Listed records
○ ○ ○ ○

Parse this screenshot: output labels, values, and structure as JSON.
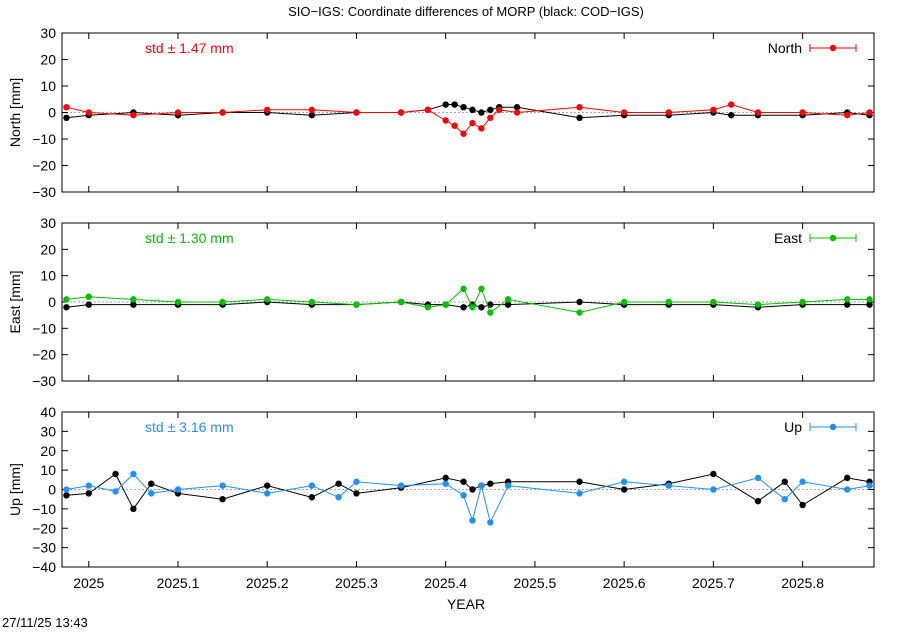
{
  "title": "SIO−IGS: Coordinate differences of MORP (black: COD−IGS)",
  "xlabel": "YEAR",
  "timestamp": "27/11/25 13:43",
  "x_ticks": [
    "2025",
    "2025.1",
    "2025.2",
    "2025.3",
    "2025.4",
    "2025.5",
    "2025.6",
    "2025.7",
    "2025.8"
  ],
  "colors": {
    "north": "#ff0000",
    "east": "#00c000",
    "up": "#1e90ff",
    "reference": "#000000"
  },
  "chart_data": [
    {
      "type": "line",
      "ylabel": "North [mm]",
      "ylim": [
        -30,
        30
      ],
      "yticks": [
        "30",
        "20",
        "10",
        "0",
        "−10",
        "−20",
        "−30"
      ],
      "xlim": [
        2024.97,
        2025.88
      ],
      "std_label": "std ± 1.47 mm",
      "legend": "North",
      "legend_position": "top-right",
      "series": [
        {
          "name": "North",
          "color": "#ff0000",
          "x": [
            2024.975,
            2025.0,
            2025.05,
            2025.1,
            2025.15,
            2025.2,
            2025.25,
            2025.3,
            2025.35,
            2025.38,
            2025.4,
            2025.41,
            2025.42,
            2025.43,
            2025.44,
            2025.45,
            2025.46,
            2025.48,
            2025.55,
            2025.6,
            2025.65,
            2025.7,
            2025.72,
            2025.75,
            2025.8,
            2025.85,
            2025.875
          ],
          "y": [
            2,
            0,
            -1,
            0,
            0,
            1,
            1,
            0,
            0,
            1,
            -3,
            -5,
            -8,
            -4,
            -6,
            -2,
            1,
            0,
            2,
            0,
            0,
            1,
            3,
            0,
            0,
            -1,
            0
          ]
        },
        {
          "color": "#000000",
          "x": [
            2024.975,
            2025.0,
            2025.05,
            2025.1,
            2025.15,
            2025.2,
            2025.25,
            2025.3,
            2025.35,
            2025.38,
            2025.4,
            2025.41,
            2025.42,
            2025.43,
            2025.44,
            2025.45,
            2025.46,
            2025.48,
            2025.55,
            2025.6,
            2025.65,
            2025.7,
            2025.72,
            2025.75,
            2025.8,
            2025.85,
            2025.875
          ],
          "y": [
            -2,
            -1,
            0,
            -1,
            0,
            0,
            -1,
            0,
            0,
            1,
            3,
            3,
            2,
            1,
            0,
            1,
            2,
            2,
            -2,
            -1,
            -1,
            0,
            -1,
            -1,
            -1,
            0,
            -1
          ]
        }
      ]
    },
    {
      "type": "line",
      "ylabel": "East [mm]",
      "ylim": [
        -30,
        30
      ],
      "yticks": [
        "30",
        "20",
        "10",
        "0",
        "−10",
        "−20",
        "−30"
      ],
      "xlim": [
        2024.97,
        2025.88
      ],
      "std_label": "std ± 1.30 mm",
      "legend": "East",
      "legend_position": "top-right",
      "series": [
        {
          "name": "East",
          "color": "#00c000",
          "x": [
            2024.975,
            2025.0,
            2025.05,
            2025.1,
            2025.15,
            2025.2,
            2025.25,
            2025.3,
            2025.35,
            2025.38,
            2025.4,
            2025.42,
            2025.43,
            2025.44,
            2025.45,
            2025.47,
            2025.55,
            2025.6,
            2025.65,
            2025.7,
            2025.75,
            2025.8,
            2025.85,
            2025.875
          ],
          "y": [
            1,
            2,
            1,
            0,
            0,
            1,
            0,
            -1,
            0,
            -2,
            -1,
            5,
            -2,
            5,
            -4,
            1,
            -4,
            0,
            0,
            0,
            -1,
            0,
            1,
            1
          ]
        },
        {
          "color": "#000000",
          "x": [
            2024.975,
            2025.0,
            2025.05,
            2025.1,
            2025.15,
            2025.2,
            2025.25,
            2025.3,
            2025.35,
            2025.38,
            2025.4,
            2025.42,
            2025.43,
            2025.44,
            2025.45,
            2025.47,
            2025.55,
            2025.6,
            2025.65,
            2025.7,
            2025.75,
            2025.8,
            2025.85,
            2025.875
          ],
          "y": [
            -2,
            -1,
            -1,
            -1,
            -1,
            0,
            -1,
            -1,
            0,
            -1,
            -1,
            -2,
            -1,
            -2,
            -1,
            -1,
            0,
            -1,
            -1,
            -1,
            -2,
            -1,
            -1,
            -1
          ]
        }
      ]
    },
    {
      "type": "line",
      "ylabel": "Up [mm]",
      "ylim": [
        -40,
        40
      ],
      "yticks": [
        "40",
        "30",
        "20",
        "10",
        "0",
        "−10",
        "−20",
        "−30",
        "−40"
      ],
      "xlim": [
        2024.97,
        2025.88
      ],
      "std_label": "std ± 3.16 mm",
      "legend": "Up",
      "legend_position": "top-right",
      "series": [
        {
          "name": "Up",
          "color": "#1e90ff",
          "x": [
            2024.975,
            2025.0,
            2025.03,
            2025.05,
            2025.07,
            2025.1,
            2025.15,
            2025.2,
            2025.25,
            2025.28,
            2025.3,
            2025.35,
            2025.4,
            2025.42,
            2025.43,
            2025.44,
            2025.45,
            2025.47,
            2025.55,
            2025.6,
            2025.65,
            2025.7,
            2025.75,
            2025.78,
            2025.8,
            2025.85,
            2025.875
          ],
          "y": [
            0,
            2,
            -1,
            8,
            -2,
            0,
            2,
            -2,
            2,
            -4,
            4,
            2,
            3,
            -3,
            -16,
            2,
            -17,
            2,
            -2,
            4,
            2,
            0,
            6,
            -5,
            4,
            0,
            2
          ]
        },
        {
          "color": "#000000",
          "x": [
            2024.975,
            2025.0,
            2025.03,
            2025.05,
            2025.07,
            2025.1,
            2025.15,
            2025.2,
            2025.25,
            2025.28,
            2025.3,
            2025.35,
            2025.4,
            2025.42,
            2025.43,
            2025.44,
            2025.45,
            2025.47,
            2025.55,
            2025.6,
            2025.65,
            2025.7,
            2025.75,
            2025.78,
            2025.8,
            2025.85,
            2025.875
          ],
          "y": [
            -3,
            -2,
            8,
            -10,
            3,
            -2,
            -5,
            2,
            -4,
            3,
            -2,
            1,
            6,
            4,
            0,
            2,
            3,
            4,
            4,
            0,
            3,
            8,
            -6,
            4,
            -8,
            6,
            4
          ]
        }
      ]
    }
  ]
}
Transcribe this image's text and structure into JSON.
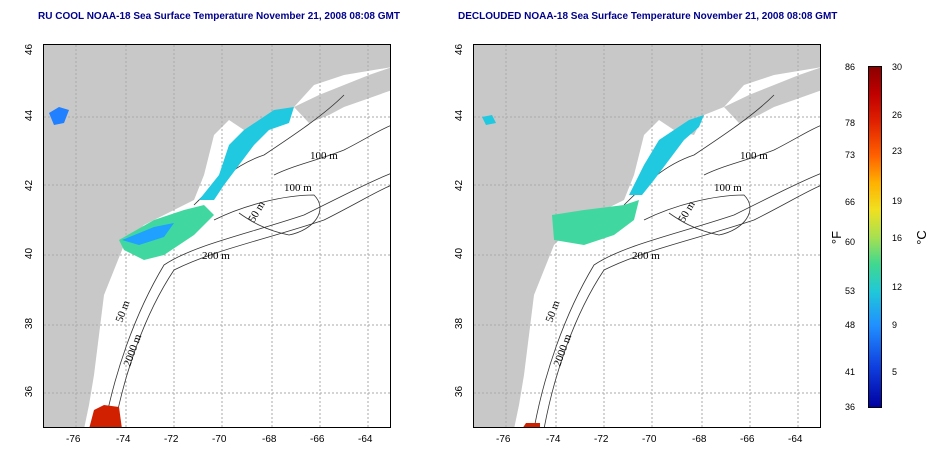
{
  "panels": [
    {
      "title": "RU COOL NOAA-18 Sea Surface Temperature November 21, 2008 08:08 GMT"
    },
    {
      "title": "DECLOUDED NOAA-18 Sea Surface Temperature November 21, 2008 08:08 GMT"
    }
  ],
  "axes": {
    "y_ticks": [
      "46",
      "44",
      "42",
      "40",
      "38",
      "36"
    ],
    "x_ticks": [
      "-76",
      "-74",
      "-72",
      "-70",
      "-68",
      "-66",
      "-64"
    ]
  },
  "contours": [
    "100 m",
    "100 m",
    "50 m",
    "200 m",
    "50 m",
    "2000 m"
  ],
  "colorbar": {
    "f_labels": [
      "86",
      "78",
      "73",
      "66",
      "60",
      "53",
      "48",
      "41",
      "36"
    ],
    "c_labels": [
      "30",
      "26",
      "23",
      "19",
      "16",
      "12",
      "9",
      "5"
    ],
    "f_unit": "°F",
    "c_unit": "°C"
  },
  "colors": {
    "land": "#c8c8c8",
    "title": "#00008b",
    "contour": "#333333",
    "grid": "#aaaaaa"
  }
}
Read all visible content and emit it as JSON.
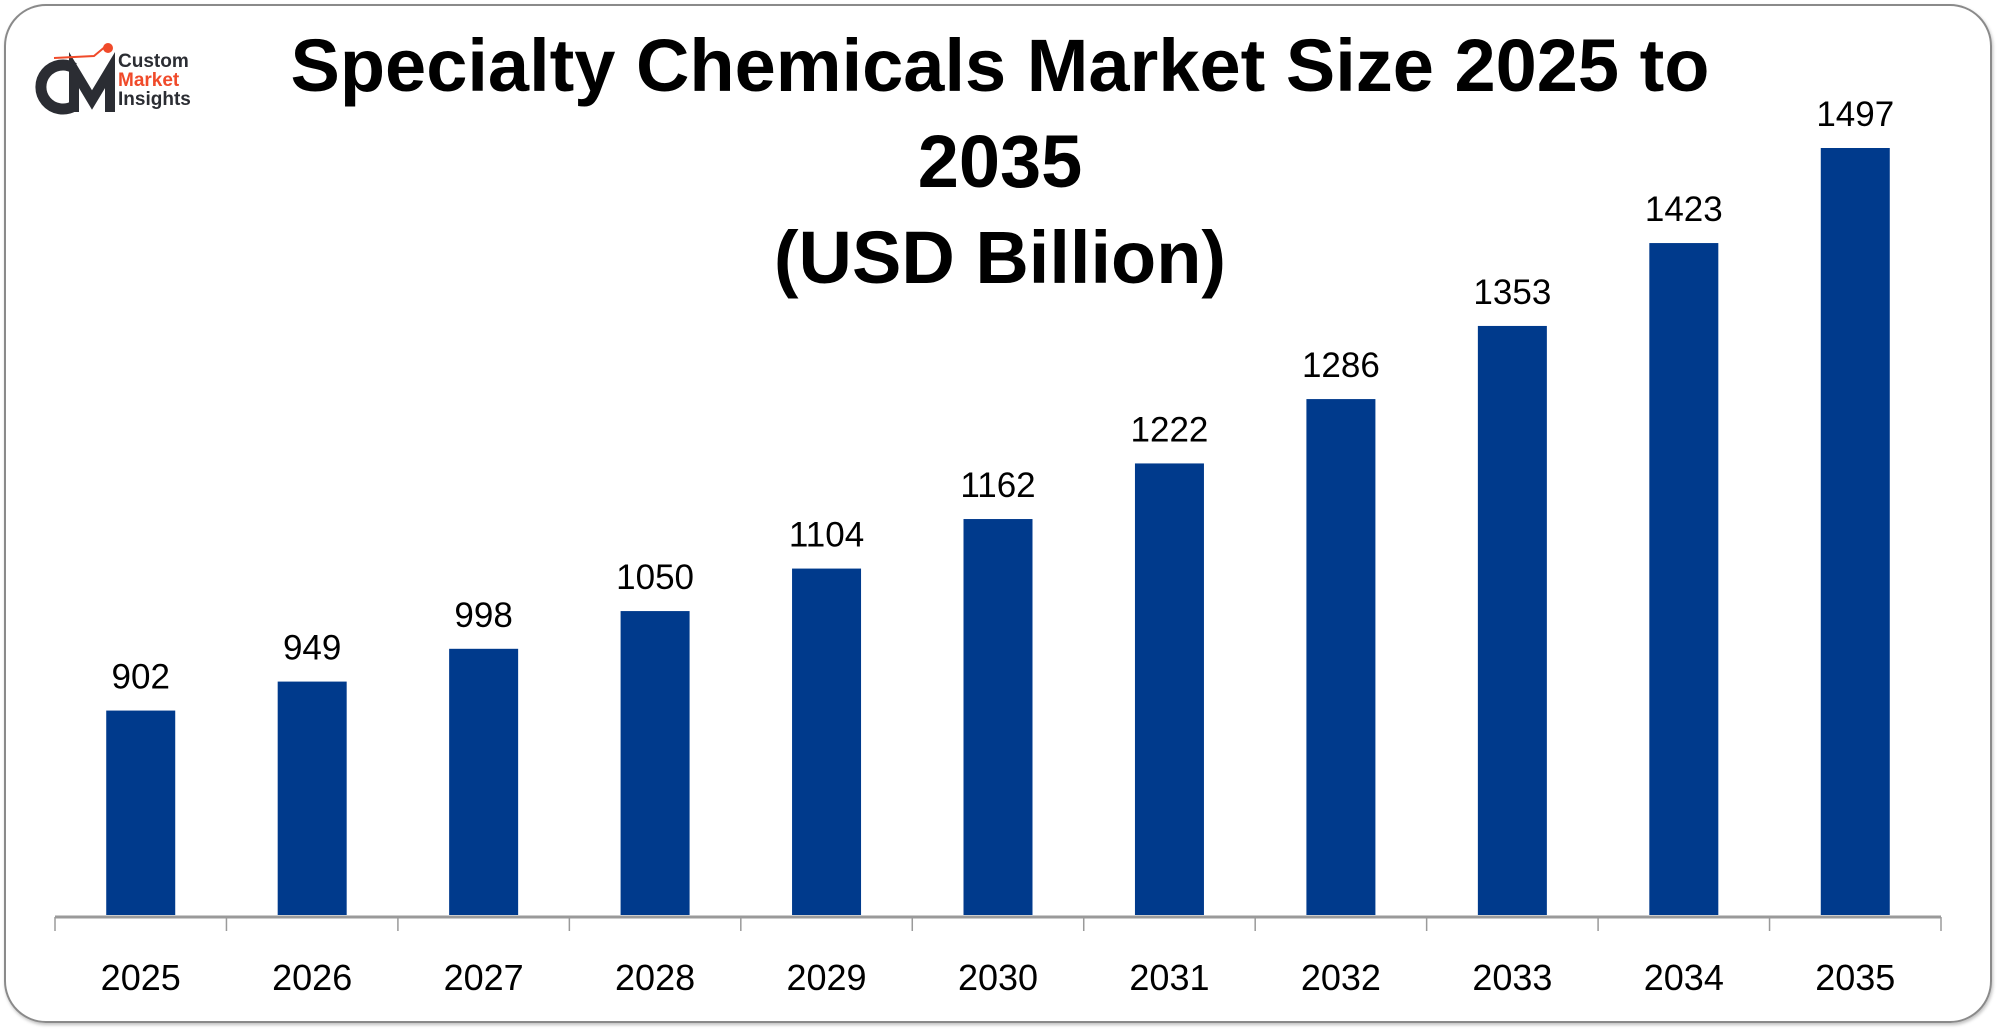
{
  "brand": {
    "line1": "Custom",
    "line2": "Market",
    "line3": "Insights",
    "colors": {
      "dark": "#2b2d33",
      "accent": "#f04a2a"
    }
  },
  "chart_data": {
    "type": "bar",
    "title_line1": "Specialty Chemicals Market Size 2025 to 2035",
    "title_line2": "(USD Billion)",
    "categories": [
      "2025",
      "2026",
      "2027",
      "2028",
      "2029",
      "2030",
      "2031",
      "2032",
      "2033",
      "2034",
      "2035"
    ],
    "values": [
      902,
      949,
      998,
      1050,
      1104,
      1162,
      1222,
      1286,
      1353,
      1423,
      1497
    ],
    "value_labels": [
      "902",
      "949",
      "998",
      "1050",
      "1104",
      "1162",
      "1222",
      "1286",
      "1353",
      "1423",
      "1497"
    ],
    "xlabel": "",
    "ylabel": "",
    "bar_color": "#003a8c",
    "grid": false,
    "legend": "none"
  }
}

○ ○ ○ ○

Work required
Show all lines in the entries above where the string "Market" appears.

Problem solution
    "line2": "Market",
    "title_line1": "Specialty Chemicals Market Size 2025 to 2035",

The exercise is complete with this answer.